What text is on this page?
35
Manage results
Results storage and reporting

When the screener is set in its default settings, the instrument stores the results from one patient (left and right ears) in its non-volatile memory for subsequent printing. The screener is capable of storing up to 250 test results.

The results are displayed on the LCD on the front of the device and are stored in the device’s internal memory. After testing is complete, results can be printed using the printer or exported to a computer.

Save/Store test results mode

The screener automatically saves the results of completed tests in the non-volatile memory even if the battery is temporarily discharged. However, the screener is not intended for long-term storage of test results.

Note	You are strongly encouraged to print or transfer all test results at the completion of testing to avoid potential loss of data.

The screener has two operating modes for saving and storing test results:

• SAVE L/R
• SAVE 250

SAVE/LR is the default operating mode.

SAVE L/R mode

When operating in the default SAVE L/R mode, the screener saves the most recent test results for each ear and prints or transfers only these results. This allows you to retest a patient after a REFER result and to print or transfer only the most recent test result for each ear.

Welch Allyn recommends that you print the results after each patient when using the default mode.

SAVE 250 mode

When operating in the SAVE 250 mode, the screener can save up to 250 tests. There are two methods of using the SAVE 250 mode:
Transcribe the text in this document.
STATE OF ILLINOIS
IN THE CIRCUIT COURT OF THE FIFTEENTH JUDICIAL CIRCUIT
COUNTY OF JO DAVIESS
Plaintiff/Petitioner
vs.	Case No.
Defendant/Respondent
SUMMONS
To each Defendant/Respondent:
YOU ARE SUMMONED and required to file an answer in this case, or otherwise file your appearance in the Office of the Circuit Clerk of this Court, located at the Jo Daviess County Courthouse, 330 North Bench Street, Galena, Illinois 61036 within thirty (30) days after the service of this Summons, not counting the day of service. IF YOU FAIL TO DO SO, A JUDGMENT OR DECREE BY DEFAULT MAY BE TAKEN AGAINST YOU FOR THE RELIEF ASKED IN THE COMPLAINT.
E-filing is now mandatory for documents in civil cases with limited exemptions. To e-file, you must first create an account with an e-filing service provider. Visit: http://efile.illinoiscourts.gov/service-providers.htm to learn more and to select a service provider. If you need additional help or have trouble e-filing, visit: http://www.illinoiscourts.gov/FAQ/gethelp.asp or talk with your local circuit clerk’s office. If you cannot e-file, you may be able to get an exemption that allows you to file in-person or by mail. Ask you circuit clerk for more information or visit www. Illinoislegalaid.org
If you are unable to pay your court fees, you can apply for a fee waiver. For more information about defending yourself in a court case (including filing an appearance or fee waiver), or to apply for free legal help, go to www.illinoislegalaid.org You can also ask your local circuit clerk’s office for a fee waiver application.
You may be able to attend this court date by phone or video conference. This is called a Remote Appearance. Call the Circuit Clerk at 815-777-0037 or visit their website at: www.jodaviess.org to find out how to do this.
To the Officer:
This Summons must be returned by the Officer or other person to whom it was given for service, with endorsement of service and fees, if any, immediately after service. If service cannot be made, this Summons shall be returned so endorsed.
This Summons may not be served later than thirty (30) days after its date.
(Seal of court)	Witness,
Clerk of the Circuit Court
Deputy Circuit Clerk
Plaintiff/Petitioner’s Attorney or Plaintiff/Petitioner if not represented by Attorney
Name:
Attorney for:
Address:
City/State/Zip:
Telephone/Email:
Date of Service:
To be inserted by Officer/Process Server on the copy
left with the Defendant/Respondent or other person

------------------------------

Description of the task:
Repeat the listing in full, keeping every line exactly as it is.

Output of the task:
What text is on this page?
35
Manage results
Results storage and reporting

When the screener is set in its default settings, the instrument stores the results from one patient (left and right ears) in its non-volatile memory for subsequent printing. The screener is capable of storing up to 250 test results.

The results are displayed on the LCD on the front of the device and are stored in the device’s internal memory. After testing is complete, results can be printed using the printer or exported to a computer.

Save/Store test results mode

The screener automatically saves the results of completed tests in the non-volatile memory even if the battery is temporarily discharged. However, the screener is not intended for long-term storage of test results.

Note	You are strongly encouraged to print or transfer all test results at the completion of testing to avoid potential loss of data.

The screener has two operating modes for saving and storing test results:

• SAVE L/R
• SAVE 250

SAVE/LR is the default operating mode.

SAVE L/R mode

When operating in the default SAVE L/R mode, the screener saves the most recent test results for each ear and prints or transfers only these results. This allows you to retest a patient after a REFER result and to print or transfer only the most recent test result for each ear.

Welch Allyn recommends that you print the results after each patient when using the default mode.

SAVE 250 mode

When operating in the SAVE 250 mode, the screener can save up to 250 tests. There are two methods of using the SAVE 250 mode:
Transcribe the text in this document.
STATE OF ILLINOIS
IN THE CIRCUIT COURT OF THE FIFTEENTH JUDICIAL CIRCUIT
COUNTY OF JO DAVIESS
Plaintiff/Petitioner
vs.	Case No.
Defendant/Respondent
SUMMONS
To each Defendant/Respondent:
YOU ARE SUMMONED and required to file an answer in this case, or otherwise file your appearance in the Office of the Circuit Clerk of this Court, located at the Jo Daviess County Courthouse, 330 North Bench Street, Galena, Illinois 61036 within thirty (30) days after the service of this Summons, not counting the day of service. IF YOU FAIL TO DO SO, A JUDGMENT OR DECREE BY DEFAULT MAY BE TAKEN AGAINST YOU FOR THE RELIEF ASKED IN THE COMPLAINT.
E-filing is now mandatory for documents in civil cases with limited exemptions. To e-file, you must first create an account with an e-filing service provider. Visit: http://efile.illinoiscourts.gov/service-providers.htm to learn more and to select a service provider. If you need additional help or have trouble e-filing, visit: http://www.illinoiscourts.gov/FAQ/gethelp.asp or talk with your local circuit clerk’s office. If you cannot e-file, you may be able to get an exemption that allows you to file in-person or by mail. Ask you circuit clerk for more information or visit www. Illinoislegalaid.org
If you are unable to pay your court fees, you can apply for a fee waiver. For more information about defending yourself in a court case (including filing an appearance or fee waiver), or to apply for free legal help, go to www.illinoislegalaid.org You can also ask your local circuit clerk’s office for a fee waiver application.
You may be able to attend this court date by phone or video conference. This is called a Remote Appearance. Call the Circuit Clerk at 815-777-0037 or visit their website at: www.jodaviess.org to find out how to do this.
To the Officer:
This Summons must be returned by the Officer or other person to whom it was given for service, with endorsement of service and fees, if any, immediately after service. If service cannot be made, this Summons shall be returned so endorsed.
This Summons may not be served later than thirty (30) days after its date.
(Seal of court)	Witness,
Clerk of the Circuit Court
Deputy Circuit Clerk
Plaintiff/Petitioner’s Attorney or Plaintiff/Petitioner if not represented by Attorney
Name:
Attorney for:
Address:
City/State/Zip:
Telephone/Email:
Date of Service:
To be inserted by Officer/Process Server on the copy
left with the Defendant/Respondent or other person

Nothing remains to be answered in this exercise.